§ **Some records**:

┄┄┄┄┄┄┄┄┄┄

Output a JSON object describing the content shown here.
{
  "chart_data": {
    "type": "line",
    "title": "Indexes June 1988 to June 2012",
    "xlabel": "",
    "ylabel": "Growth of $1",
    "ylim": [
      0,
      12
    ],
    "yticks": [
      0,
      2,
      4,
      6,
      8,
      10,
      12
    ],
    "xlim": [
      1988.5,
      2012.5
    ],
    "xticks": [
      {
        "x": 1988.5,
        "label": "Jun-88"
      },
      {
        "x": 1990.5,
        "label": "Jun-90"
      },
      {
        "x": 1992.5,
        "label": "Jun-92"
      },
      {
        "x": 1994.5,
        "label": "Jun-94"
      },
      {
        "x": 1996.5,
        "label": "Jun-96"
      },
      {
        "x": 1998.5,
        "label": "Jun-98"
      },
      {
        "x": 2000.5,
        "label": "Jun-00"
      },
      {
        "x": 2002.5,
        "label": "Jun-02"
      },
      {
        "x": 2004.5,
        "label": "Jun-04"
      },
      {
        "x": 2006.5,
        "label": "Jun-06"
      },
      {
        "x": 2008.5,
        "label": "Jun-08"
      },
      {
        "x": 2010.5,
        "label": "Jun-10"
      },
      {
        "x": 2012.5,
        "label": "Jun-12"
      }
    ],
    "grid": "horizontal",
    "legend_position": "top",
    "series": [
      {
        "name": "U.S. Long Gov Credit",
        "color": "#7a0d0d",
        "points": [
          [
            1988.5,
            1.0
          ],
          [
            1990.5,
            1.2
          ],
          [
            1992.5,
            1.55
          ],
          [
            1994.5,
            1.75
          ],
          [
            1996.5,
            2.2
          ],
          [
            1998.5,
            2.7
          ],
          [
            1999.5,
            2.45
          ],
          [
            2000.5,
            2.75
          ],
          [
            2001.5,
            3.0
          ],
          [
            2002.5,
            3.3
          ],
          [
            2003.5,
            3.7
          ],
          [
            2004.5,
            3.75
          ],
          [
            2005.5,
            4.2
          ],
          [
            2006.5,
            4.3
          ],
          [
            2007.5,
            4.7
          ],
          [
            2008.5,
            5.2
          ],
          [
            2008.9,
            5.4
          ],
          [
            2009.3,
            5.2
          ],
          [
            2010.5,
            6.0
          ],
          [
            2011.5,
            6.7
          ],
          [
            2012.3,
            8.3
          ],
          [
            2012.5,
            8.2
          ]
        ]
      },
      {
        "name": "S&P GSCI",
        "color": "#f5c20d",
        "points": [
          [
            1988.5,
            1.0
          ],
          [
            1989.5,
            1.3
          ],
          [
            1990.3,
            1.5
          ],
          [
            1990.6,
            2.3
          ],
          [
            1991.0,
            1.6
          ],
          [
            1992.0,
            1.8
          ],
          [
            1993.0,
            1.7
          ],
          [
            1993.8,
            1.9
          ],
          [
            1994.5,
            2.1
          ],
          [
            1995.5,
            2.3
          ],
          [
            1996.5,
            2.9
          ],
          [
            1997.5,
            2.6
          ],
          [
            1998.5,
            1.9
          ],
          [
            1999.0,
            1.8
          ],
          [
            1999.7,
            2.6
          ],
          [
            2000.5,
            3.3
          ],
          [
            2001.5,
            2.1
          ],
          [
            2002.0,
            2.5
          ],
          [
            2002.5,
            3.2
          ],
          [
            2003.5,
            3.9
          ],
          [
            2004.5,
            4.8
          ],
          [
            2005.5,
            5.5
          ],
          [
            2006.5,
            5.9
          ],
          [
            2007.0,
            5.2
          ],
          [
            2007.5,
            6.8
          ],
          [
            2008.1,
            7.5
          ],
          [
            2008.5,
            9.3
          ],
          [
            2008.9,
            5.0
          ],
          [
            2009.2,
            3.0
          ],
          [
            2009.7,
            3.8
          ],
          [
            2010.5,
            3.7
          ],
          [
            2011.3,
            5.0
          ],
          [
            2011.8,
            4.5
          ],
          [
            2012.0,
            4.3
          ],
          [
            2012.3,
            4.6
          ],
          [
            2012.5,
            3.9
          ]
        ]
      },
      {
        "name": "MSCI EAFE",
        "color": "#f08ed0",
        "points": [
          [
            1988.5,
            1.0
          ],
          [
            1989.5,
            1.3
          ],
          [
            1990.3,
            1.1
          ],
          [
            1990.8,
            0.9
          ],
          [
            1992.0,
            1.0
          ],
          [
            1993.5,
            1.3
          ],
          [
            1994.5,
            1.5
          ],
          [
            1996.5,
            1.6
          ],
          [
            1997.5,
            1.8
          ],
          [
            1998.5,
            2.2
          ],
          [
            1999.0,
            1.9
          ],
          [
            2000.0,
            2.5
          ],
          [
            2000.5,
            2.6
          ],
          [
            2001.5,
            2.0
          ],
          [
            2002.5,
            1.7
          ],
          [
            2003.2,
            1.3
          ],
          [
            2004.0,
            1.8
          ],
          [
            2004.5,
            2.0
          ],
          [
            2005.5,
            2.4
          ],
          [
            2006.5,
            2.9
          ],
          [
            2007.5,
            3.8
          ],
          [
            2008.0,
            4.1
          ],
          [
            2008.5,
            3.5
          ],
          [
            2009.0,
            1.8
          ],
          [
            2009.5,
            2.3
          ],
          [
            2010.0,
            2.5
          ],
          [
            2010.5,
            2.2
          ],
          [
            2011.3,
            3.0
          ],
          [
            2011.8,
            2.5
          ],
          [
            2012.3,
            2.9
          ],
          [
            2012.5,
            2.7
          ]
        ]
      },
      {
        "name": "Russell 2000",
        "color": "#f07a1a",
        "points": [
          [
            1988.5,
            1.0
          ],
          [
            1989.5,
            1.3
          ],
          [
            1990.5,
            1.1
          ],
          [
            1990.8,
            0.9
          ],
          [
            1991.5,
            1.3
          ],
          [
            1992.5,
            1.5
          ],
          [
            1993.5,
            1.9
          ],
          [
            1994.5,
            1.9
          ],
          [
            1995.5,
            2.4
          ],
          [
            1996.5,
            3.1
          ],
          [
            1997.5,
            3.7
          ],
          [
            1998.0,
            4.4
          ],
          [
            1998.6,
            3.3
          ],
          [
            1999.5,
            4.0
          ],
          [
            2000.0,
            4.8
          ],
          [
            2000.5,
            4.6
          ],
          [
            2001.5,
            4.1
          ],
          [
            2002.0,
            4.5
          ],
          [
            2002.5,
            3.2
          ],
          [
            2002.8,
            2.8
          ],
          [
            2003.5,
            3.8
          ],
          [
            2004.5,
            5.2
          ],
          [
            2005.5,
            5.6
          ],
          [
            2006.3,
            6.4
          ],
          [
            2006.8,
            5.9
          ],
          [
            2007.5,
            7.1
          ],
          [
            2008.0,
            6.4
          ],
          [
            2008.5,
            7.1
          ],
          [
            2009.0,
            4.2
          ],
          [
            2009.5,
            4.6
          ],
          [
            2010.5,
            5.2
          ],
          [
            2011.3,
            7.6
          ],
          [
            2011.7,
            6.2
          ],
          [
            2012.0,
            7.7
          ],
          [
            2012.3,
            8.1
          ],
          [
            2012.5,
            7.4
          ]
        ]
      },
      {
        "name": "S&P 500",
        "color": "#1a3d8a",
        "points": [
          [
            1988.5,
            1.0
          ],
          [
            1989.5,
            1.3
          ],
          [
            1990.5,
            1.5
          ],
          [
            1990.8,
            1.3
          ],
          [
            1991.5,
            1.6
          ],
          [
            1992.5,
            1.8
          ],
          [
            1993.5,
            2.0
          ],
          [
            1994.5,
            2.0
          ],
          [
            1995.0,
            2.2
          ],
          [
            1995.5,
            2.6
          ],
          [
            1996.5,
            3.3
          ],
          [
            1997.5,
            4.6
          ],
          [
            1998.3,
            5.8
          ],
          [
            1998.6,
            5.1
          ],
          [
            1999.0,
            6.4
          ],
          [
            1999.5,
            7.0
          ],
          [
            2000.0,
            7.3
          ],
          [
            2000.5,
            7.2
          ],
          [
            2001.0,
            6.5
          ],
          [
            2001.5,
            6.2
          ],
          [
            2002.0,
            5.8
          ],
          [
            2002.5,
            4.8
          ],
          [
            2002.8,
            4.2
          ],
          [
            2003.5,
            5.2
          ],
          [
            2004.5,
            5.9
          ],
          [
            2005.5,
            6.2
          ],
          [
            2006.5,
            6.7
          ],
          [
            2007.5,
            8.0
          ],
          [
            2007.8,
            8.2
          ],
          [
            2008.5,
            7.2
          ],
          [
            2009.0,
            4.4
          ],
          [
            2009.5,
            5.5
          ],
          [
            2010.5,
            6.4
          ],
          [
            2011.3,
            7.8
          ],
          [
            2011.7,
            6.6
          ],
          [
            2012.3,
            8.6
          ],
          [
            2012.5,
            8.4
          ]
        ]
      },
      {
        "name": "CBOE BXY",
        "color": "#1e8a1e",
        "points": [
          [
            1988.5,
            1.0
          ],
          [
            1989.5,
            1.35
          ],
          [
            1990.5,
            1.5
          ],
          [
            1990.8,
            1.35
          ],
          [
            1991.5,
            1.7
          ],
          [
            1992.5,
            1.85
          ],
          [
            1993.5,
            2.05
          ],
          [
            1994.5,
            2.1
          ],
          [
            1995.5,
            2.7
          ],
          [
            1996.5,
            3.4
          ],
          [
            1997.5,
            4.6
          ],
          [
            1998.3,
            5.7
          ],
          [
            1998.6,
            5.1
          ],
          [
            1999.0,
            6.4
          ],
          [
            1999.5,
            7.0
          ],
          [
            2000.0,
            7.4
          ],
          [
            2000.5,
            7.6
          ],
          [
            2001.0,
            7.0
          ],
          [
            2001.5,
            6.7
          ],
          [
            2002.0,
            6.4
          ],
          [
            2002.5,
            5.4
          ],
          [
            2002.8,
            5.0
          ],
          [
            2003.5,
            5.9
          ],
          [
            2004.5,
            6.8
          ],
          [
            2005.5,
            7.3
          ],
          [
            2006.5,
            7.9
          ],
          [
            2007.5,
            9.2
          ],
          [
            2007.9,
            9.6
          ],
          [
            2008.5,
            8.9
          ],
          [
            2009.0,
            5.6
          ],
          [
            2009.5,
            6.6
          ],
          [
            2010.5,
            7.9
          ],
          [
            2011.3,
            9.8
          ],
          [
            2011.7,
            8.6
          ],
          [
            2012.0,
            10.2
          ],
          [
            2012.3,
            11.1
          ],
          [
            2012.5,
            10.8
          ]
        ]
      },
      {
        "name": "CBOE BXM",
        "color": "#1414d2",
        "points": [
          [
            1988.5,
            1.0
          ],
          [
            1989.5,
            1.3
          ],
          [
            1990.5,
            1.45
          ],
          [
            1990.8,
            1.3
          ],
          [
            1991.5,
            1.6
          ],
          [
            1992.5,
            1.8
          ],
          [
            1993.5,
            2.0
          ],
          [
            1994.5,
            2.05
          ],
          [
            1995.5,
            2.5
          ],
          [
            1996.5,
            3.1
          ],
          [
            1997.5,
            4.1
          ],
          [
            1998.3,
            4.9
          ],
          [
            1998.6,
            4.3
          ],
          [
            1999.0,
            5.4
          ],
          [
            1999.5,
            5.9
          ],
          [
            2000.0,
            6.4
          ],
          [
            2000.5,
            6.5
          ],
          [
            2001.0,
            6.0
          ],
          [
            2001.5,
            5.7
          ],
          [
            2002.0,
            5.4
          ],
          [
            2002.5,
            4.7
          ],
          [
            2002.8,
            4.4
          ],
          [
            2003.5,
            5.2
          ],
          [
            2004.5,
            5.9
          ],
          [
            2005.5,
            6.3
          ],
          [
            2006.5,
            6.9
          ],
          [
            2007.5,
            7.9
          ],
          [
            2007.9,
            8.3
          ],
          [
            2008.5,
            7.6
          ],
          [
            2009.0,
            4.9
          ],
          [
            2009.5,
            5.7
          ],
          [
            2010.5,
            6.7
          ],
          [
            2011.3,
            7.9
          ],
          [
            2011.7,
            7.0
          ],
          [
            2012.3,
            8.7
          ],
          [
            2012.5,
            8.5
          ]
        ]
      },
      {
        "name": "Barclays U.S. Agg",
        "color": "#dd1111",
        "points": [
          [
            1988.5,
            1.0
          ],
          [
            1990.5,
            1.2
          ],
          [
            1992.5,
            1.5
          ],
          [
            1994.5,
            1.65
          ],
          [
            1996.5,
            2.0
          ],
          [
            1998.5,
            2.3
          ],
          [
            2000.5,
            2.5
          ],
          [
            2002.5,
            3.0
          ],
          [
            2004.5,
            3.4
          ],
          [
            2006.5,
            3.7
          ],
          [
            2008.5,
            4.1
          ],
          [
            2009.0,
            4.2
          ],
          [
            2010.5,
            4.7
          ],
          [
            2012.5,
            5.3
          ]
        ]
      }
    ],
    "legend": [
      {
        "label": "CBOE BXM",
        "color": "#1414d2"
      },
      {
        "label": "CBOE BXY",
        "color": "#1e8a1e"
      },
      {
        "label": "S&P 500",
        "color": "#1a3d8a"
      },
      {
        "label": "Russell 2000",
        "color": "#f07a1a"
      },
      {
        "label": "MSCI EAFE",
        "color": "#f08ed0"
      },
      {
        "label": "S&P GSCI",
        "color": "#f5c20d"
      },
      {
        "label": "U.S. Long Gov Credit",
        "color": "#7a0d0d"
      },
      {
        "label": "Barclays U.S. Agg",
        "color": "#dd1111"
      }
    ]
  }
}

┄┄┄┄┄┄┄┄┄┄

§ **DO THIS**:
Select all lines with the word "Credit" from the entries above.

§ **SOLUTION BELOW**:
        "name": "U.S. Long Gov Credit",
        "label": "U.S. Long Gov Credit",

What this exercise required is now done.